Goal of the exercise
Repeat the span of the entries below that starts at the line with "Parse this screenshot: output" and ends at the line with "Serialize everything readable", nothing more. Skip the pictures.

Data records
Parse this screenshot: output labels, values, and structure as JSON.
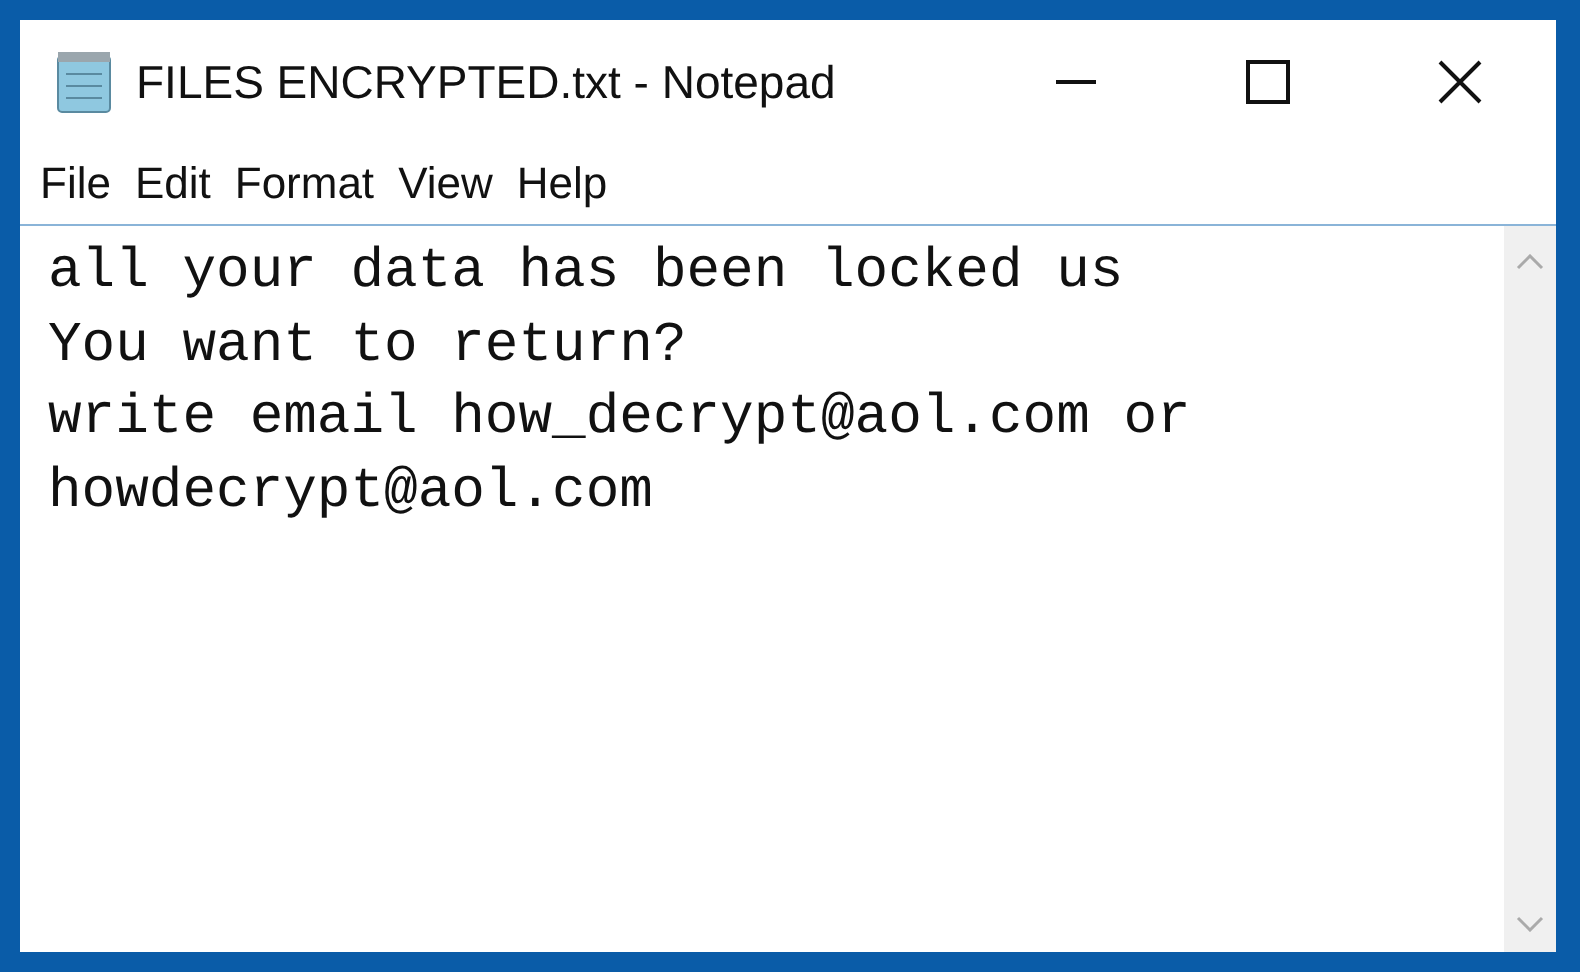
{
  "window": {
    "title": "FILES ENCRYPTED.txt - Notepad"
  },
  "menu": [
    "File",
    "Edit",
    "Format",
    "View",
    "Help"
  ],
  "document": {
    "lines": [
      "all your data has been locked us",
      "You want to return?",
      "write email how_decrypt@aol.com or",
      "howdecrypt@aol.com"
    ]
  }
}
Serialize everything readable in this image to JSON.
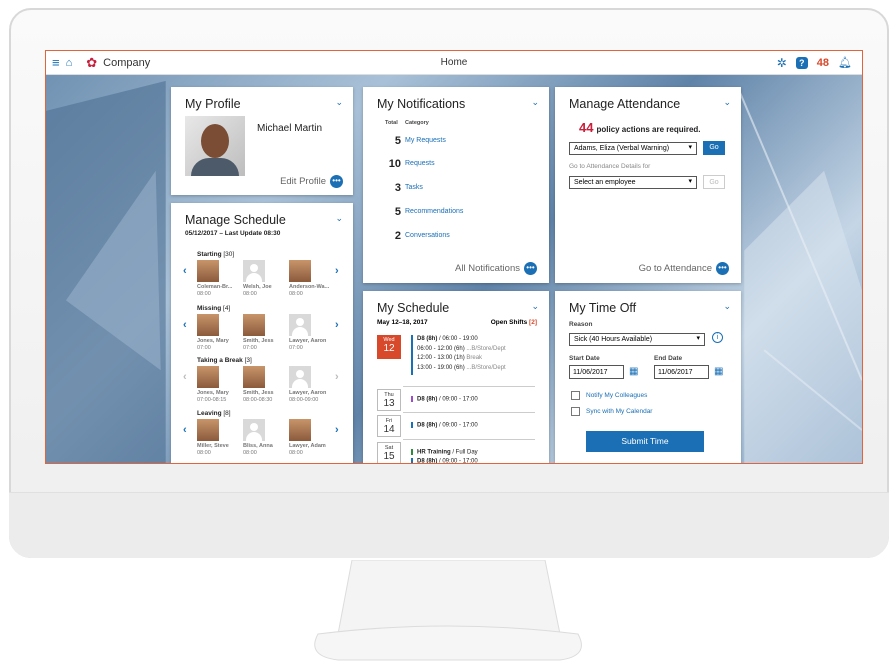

---

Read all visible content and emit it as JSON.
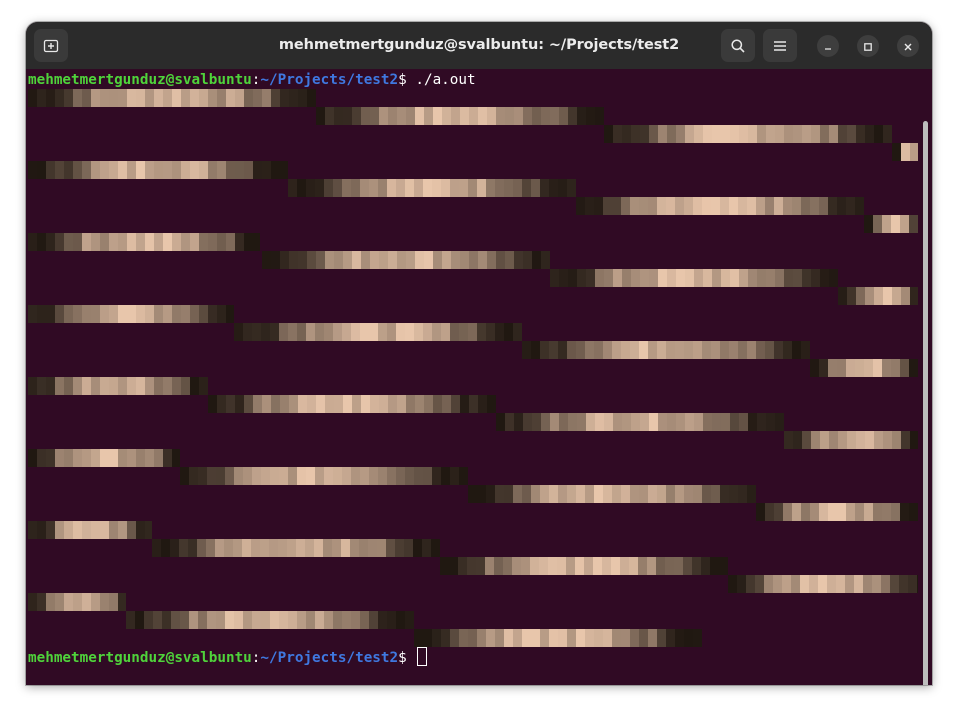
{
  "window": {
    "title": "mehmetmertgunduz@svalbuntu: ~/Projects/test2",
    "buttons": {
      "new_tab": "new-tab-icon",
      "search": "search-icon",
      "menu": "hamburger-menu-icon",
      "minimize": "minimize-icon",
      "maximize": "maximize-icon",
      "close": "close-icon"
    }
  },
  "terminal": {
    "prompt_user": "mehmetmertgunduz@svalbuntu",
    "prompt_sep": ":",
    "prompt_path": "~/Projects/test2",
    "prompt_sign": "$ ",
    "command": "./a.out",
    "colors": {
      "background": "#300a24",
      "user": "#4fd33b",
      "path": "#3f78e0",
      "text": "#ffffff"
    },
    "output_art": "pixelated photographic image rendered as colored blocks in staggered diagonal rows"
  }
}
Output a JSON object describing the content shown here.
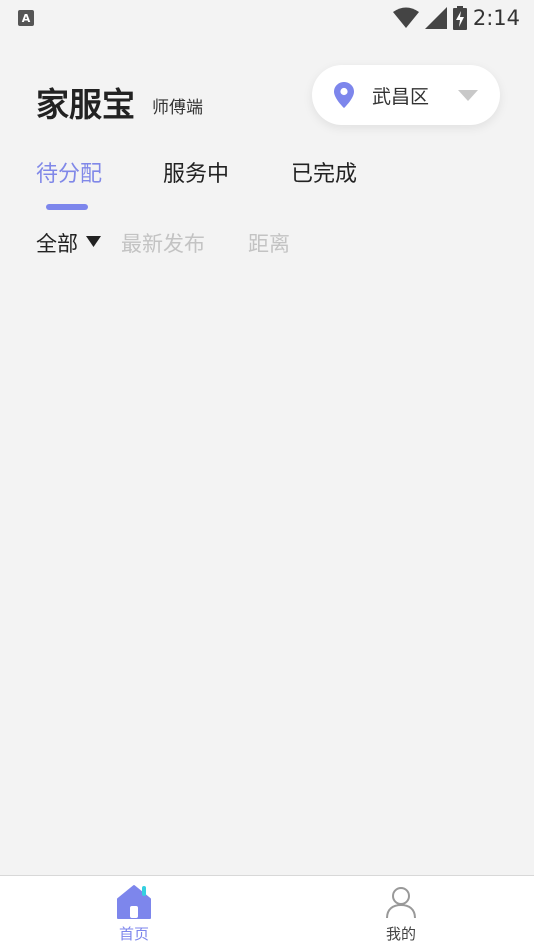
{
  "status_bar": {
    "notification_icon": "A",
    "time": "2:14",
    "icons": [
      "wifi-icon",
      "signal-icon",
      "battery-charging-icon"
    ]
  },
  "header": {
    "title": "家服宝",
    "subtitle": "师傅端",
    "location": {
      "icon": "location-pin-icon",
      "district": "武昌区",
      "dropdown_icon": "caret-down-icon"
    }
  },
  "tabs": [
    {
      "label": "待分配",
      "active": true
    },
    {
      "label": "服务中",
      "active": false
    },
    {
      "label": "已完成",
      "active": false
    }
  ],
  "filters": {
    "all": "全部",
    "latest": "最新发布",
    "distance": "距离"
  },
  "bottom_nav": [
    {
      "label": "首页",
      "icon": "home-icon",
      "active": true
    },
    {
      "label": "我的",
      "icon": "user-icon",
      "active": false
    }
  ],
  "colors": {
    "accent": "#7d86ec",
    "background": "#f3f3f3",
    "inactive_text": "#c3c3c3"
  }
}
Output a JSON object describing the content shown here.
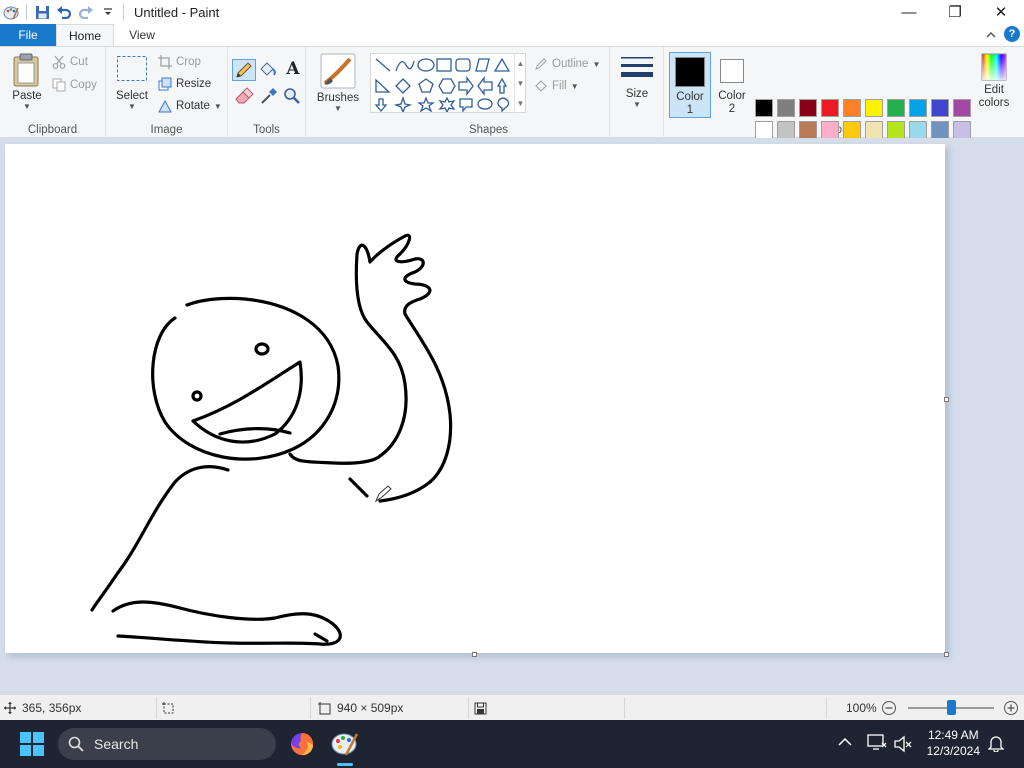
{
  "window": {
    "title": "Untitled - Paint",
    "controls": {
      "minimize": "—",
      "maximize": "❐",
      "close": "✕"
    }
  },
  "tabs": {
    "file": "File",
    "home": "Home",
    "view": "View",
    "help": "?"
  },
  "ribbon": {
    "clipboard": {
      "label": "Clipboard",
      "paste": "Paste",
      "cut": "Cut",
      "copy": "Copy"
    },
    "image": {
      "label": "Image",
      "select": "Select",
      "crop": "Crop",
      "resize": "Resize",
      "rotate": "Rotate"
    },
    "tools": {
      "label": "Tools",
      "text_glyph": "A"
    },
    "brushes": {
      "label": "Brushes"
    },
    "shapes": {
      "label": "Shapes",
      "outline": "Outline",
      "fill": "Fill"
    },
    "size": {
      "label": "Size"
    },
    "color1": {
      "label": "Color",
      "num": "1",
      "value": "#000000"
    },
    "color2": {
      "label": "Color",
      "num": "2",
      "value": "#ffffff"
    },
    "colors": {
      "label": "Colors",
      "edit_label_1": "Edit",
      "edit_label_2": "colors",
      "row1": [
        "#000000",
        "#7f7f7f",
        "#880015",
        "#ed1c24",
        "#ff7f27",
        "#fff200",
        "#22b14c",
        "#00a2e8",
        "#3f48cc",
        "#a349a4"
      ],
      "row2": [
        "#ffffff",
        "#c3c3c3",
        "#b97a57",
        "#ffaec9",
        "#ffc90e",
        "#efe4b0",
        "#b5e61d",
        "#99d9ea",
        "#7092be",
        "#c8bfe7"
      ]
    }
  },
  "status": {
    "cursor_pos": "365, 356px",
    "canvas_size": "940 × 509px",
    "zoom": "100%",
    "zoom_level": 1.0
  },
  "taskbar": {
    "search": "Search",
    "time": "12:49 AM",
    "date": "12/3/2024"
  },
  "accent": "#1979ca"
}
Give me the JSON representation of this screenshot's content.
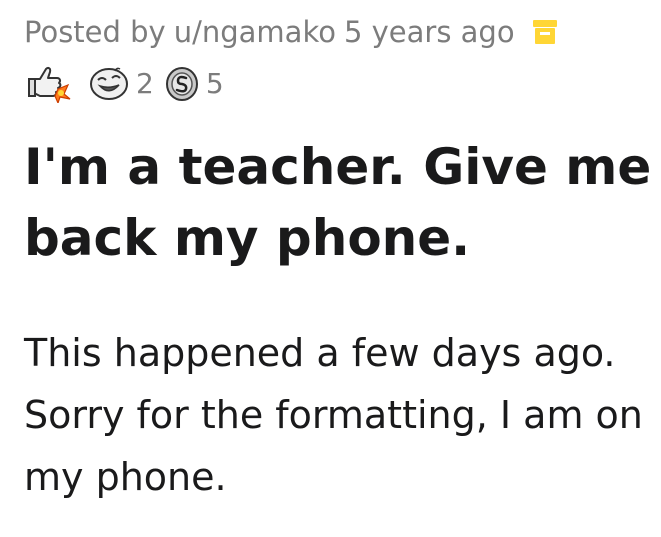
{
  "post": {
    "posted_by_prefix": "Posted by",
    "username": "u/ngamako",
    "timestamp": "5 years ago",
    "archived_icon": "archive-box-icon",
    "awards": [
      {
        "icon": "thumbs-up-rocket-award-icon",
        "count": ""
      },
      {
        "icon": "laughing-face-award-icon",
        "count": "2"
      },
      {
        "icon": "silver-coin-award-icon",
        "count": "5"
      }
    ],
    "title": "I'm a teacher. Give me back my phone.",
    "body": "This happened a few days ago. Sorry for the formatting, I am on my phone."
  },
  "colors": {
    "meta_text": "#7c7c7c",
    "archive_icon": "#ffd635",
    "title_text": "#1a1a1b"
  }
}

* * *

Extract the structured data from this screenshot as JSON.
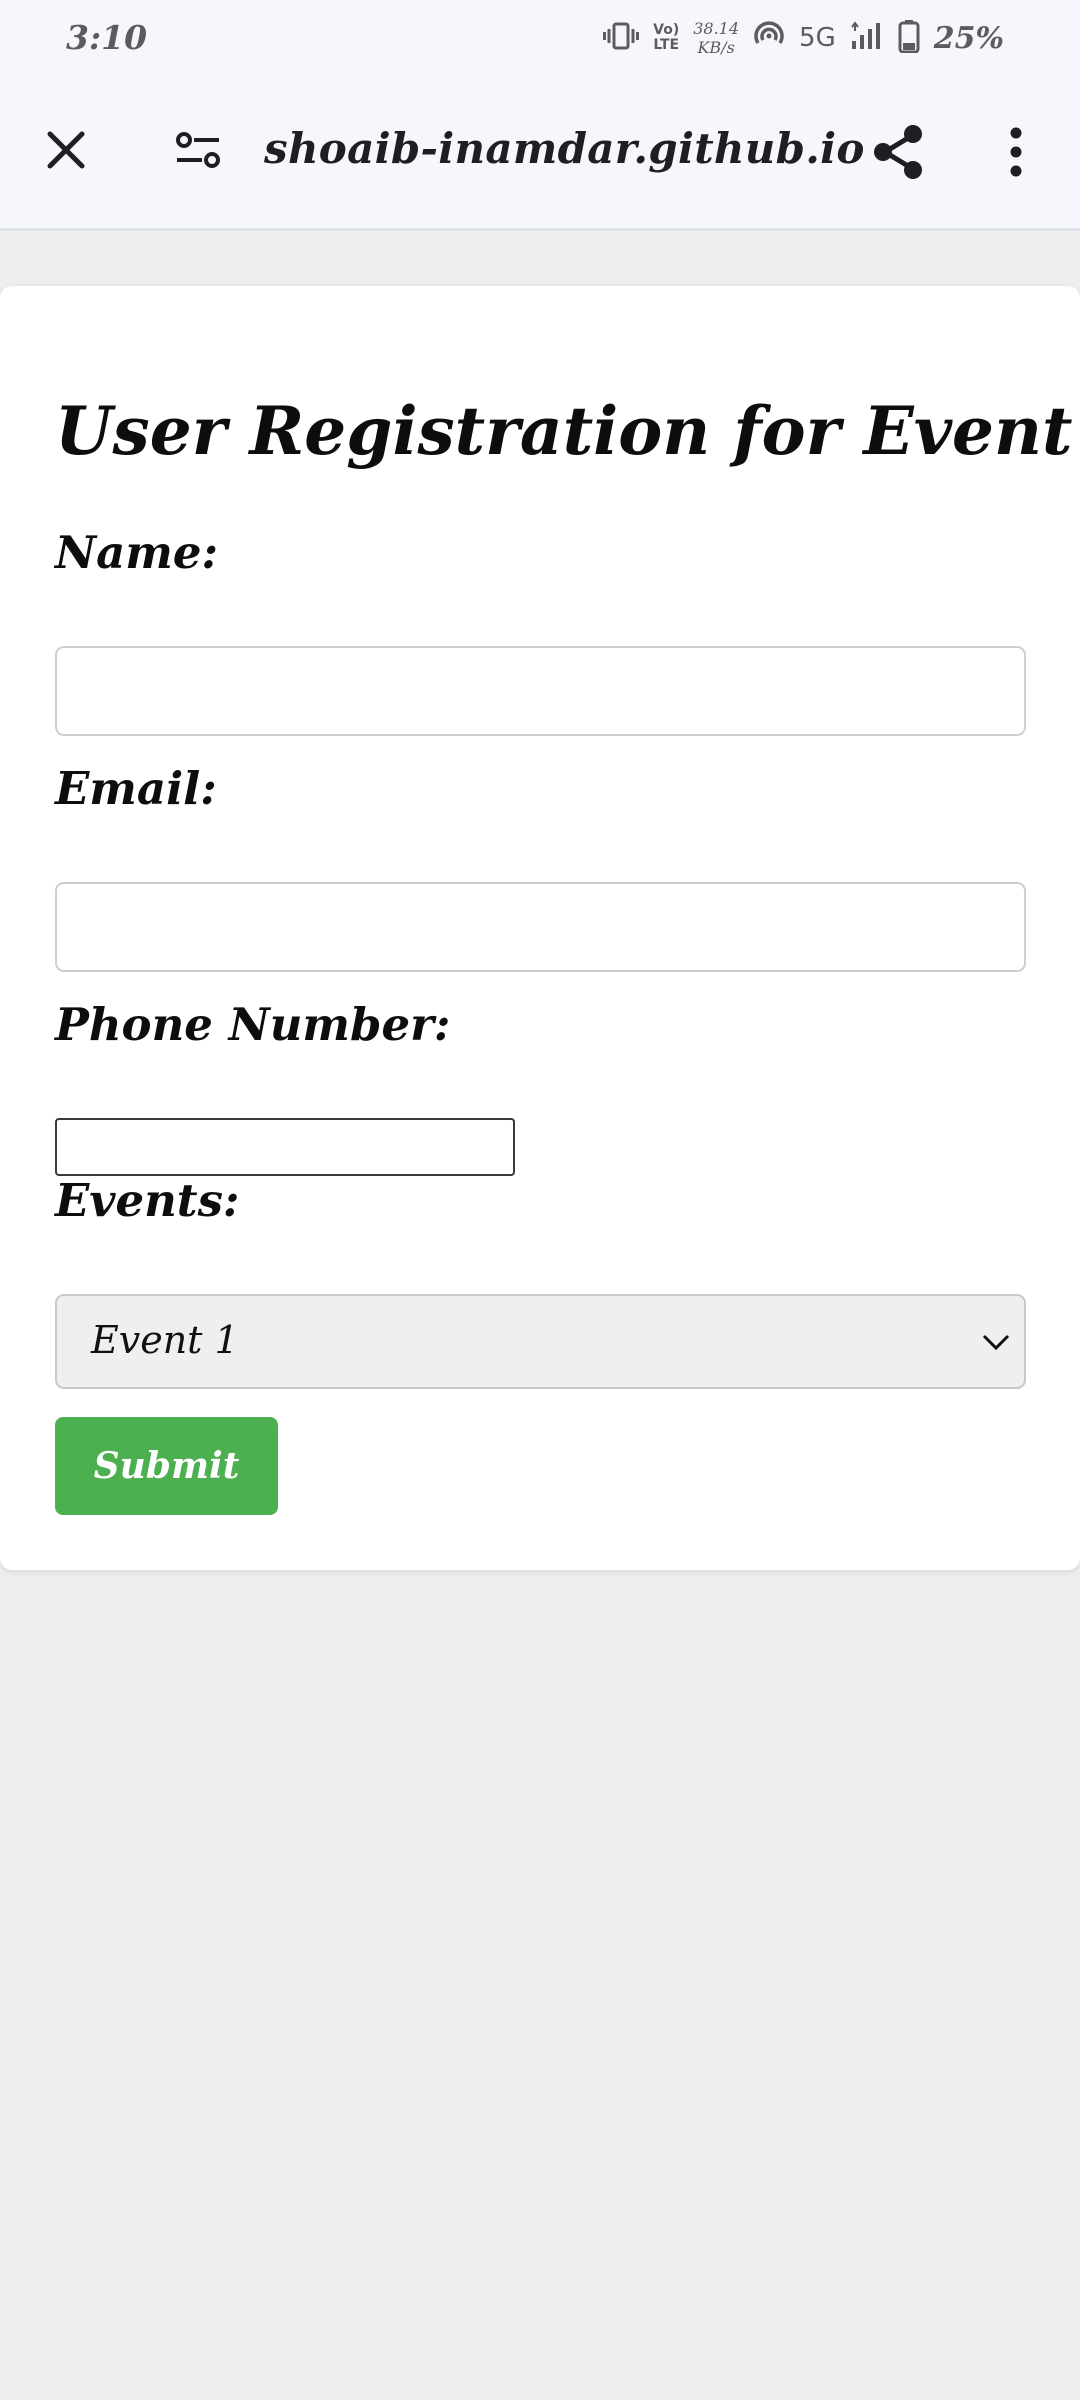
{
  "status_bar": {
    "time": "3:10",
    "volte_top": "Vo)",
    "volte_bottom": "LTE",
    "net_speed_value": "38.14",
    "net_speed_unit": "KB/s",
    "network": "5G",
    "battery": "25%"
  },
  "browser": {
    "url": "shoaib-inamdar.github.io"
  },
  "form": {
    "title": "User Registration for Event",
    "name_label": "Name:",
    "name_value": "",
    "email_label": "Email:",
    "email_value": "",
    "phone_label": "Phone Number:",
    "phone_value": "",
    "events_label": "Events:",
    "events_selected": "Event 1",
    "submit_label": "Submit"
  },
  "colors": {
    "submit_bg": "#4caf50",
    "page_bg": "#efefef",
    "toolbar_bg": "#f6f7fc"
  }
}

Finished answer
Parse this screenshot: output labels, values, and structure as JSON.
{
  "window": {
    "title": "FILES ENCRYPTED.txt - Notepad"
  },
  "menu": [
    "File",
    "Edit",
    "Format",
    "View",
    "Help"
  ],
  "document": {
    "lines": [
      "all your data has been locked us",
      "You want to return?",
      "write email how_decrypt@aol.com or",
      "howdecrypt@aol.com"
    ]
  }
}
Serialize everything readable in this image to JSON.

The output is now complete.